Exercise input
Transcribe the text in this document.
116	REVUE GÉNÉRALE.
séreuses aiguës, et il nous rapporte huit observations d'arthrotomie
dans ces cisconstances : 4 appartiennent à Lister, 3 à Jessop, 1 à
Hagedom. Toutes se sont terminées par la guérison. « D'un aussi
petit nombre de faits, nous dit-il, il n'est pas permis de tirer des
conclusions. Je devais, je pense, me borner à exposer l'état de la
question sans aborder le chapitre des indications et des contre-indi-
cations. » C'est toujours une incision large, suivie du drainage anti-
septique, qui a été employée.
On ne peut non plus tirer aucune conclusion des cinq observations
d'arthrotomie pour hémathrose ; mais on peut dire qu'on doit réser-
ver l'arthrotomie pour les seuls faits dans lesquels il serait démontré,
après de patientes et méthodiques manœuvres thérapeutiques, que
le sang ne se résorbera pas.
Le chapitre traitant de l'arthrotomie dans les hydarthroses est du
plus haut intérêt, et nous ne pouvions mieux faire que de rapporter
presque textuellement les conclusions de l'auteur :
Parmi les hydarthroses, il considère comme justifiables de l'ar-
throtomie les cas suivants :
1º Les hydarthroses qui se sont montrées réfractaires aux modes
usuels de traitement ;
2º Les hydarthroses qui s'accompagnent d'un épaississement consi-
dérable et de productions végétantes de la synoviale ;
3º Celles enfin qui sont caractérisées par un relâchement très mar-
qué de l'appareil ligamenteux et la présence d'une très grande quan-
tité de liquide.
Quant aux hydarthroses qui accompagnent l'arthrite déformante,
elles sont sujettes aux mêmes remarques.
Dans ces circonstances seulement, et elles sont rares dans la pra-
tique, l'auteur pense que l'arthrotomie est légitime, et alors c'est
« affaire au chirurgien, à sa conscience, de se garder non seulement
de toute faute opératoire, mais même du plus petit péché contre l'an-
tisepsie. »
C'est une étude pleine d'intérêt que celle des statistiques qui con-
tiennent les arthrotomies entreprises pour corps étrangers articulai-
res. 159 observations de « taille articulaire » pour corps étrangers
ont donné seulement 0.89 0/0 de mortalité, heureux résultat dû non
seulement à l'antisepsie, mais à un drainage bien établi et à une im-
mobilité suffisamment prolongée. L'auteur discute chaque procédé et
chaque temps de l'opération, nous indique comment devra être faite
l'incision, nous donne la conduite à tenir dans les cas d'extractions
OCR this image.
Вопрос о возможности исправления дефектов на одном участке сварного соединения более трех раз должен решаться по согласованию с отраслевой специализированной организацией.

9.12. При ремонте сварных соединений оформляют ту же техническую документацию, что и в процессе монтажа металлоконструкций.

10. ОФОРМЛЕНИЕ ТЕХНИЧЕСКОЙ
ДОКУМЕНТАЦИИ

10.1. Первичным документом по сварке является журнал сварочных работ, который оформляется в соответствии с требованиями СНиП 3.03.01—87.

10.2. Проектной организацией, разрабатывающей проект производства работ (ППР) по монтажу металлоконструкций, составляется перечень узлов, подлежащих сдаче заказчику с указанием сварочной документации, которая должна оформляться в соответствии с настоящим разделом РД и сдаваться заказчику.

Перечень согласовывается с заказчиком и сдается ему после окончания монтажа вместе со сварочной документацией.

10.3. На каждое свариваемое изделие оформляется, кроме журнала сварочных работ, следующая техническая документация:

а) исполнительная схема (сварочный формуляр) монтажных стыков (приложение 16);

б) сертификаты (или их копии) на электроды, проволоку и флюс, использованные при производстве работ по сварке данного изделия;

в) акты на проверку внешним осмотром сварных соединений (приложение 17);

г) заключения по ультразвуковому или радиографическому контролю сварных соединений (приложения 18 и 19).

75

Aim of the task
Retype the listing above in full, with no alterations.

Result below
Transcribe the text in this document.
116	REVUE GÉNÉRALE.
séreuses aiguës, et il nous rapporte huit observations d'arthrotomie
dans ces cisconstances : 4 appartiennent à Lister, 3 à Jessop, 1 à
Hagedom. Toutes se sont terminées par la guérison. « D'un aussi
petit nombre de faits, nous dit-il, il n'est pas permis de tirer des
conclusions. Je devais, je pense, me borner à exposer l'état de la
question sans aborder le chapitre des indications et des contre-indi-
cations. » C'est toujours une incision large, suivie du drainage anti-
septique, qui a été employée.
On ne peut non plus tirer aucune conclusion des cinq observations
d'arthrotomie pour hémathrose ; mais on peut dire qu'on doit réser-
ver l'arthrotomie pour les seuls faits dans lesquels il serait démontré,
après de patientes et méthodiques manœuvres thérapeutiques, que
le sang ne se résorbera pas.
Le chapitre traitant de l'arthrotomie dans les hydarthroses est du
plus haut intérêt, et nous ne pouvions mieux faire que de rapporter
presque textuellement les conclusions de l'auteur :
Parmi les hydarthroses, il considère comme justifiables de l'ar-
throtomie les cas suivants :
1º Les hydarthroses qui se sont montrées réfractaires aux modes
usuels de traitement ;
2º Les hydarthroses qui s'accompagnent d'un épaississement consi-
dérable et de productions végétantes de la synoviale ;
3º Celles enfin qui sont caractérisées par un relâchement très mar-
qué de l'appareil ligamenteux et la présence d'une très grande quan-
tité de liquide.
Quant aux hydarthroses qui accompagnent l'arthrite déformante,
elles sont sujettes aux mêmes remarques.
Dans ces circonstances seulement, et elles sont rares dans la pra-
tique, l'auteur pense que l'arthrotomie est légitime, et alors c'est
« affaire au chirurgien, à sa conscience, de se garder non seulement
de toute faute opératoire, mais même du plus petit péché contre l'an-
tisepsie. »
C'est une étude pleine d'intérêt que celle des statistiques qui con-
tiennent les arthrotomies entreprises pour corps étrangers articulai-
res. 159 observations de « taille articulaire » pour corps étrangers
ont donné seulement 0.89 0/0 de mortalité, heureux résultat dû non
seulement à l'antisepsie, mais à un drainage bien établi et à une im-
mobilité suffisamment prolongée. L'auteur discute chaque procédé et
chaque temps de l'opération, nous indique comment devra être faite
l'incision, nous donne la conduite à tenir dans les cas d'extractions
OCR this image.
Вопрос о возможности исправления дефектов на одном участке сварного соединения более трех раз должен решаться по согласованию с отраслевой специализированной организацией.

9.12. При ремонте сварных соединений оформляют ту же техническую документацию, что и в процессе монтажа металлоконструкций.

10. ОФОРМЛЕНИЕ ТЕХНИЧЕСКОЙ
ДОКУМЕНТАЦИИ

10.1. Первичным документом по сварке является журнал сварочных работ, который оформляется в соответствии с требованиями СНиП 3.03.01—87.

10.2. Проектной организацией, разрабатывающей проект производства работ (ППР) по монтажу металлоконструкций, составляется перечень узлов, подлежащих сдаче заказчику с указанием сварочной документации, которая должна оформляться в соответствии с настоящим разделом РД и сдаваться заказчику.

Перечень согласовывается с заказчиком и сдается ему после окончания монтажа вместе со сварочной документацией.

10.3. На каждое свариваемое изделие оформляется, кроме журнала сварочных работ, следующая техническая документация:

а) исполнительная схема (сварочный формуляр) монтажных стыков (приложение 16);

б) сертификаты (или их копии) на электроды, проволоку и флюс, использованные при производстве работ по сварке данного изделия;

в) акты на проверку внешним осмотром сварных соединений (приложение 17);

г) заключения по ультразвуковому или радиографическому контролю сварных соединений (приложения 18 и 19).

75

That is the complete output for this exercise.